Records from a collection
- - - - -

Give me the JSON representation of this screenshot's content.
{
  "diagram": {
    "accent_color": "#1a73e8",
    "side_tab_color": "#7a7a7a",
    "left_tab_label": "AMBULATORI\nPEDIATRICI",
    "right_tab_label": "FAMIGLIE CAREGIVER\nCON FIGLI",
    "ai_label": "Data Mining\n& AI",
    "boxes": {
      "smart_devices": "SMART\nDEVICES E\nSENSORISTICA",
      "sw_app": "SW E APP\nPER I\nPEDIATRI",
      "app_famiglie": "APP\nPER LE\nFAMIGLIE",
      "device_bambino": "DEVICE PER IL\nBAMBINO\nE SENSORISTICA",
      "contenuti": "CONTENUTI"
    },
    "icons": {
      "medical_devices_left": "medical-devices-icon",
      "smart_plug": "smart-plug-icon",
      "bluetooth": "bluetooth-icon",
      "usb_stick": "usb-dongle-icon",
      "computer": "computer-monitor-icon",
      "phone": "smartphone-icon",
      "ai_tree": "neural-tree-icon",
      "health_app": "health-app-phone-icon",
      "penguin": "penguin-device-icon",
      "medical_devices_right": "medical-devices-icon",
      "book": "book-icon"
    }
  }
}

- - - - -

| Stated problem |
Without changing a word, restate the whole listing.

| Correct response |
Give me the JSON representation of this screenshot's content.
{
  "diagram": {
    "accent_color": "#1a73e8",
    "side_tab_color": "#7a7a7a",
    "left_tab_label": "AMBULATORI\nPEDIATRICI",
    "right_tab_label": "FAMIGLIE CAREGIVER\nCON FIGLI",
    "ai_label": "Data Mining\n& AI",
    "boxes": {
      "smart_devices": "SMART\nDEVICES E\nSENSORISTICA",
      "sw_app": "SW E APP\nPER I\nPEDIATRI",
      "app_famiglie": "APP\nPER LE\nFAMIGLIE",
      "device_bambino": "DEVICE PER IL\nBAMBINO\nE SENSORISTICA",
      "contenuti": "CONTENUTI"
    },
    "icons": {
      "medical_devices_left": "medical-devices-icon",
      "smart_plug": "smart-plug-icon",
      "bluetooth": "bluetooth-icon",
      "usb_stick": "usb-dongle-icon",
      "computer": "computer-monitor-icon",
      "phone": "smartphone-icon",
      "ai_tree": "neural-tree-icon",
      "health_app": "health-app-phone-icon",
      "penguin": "penguin-device-icon",
      "medical_devices_right": "medical-devices-icon",
      "book": "book-icon"
    }
  }
}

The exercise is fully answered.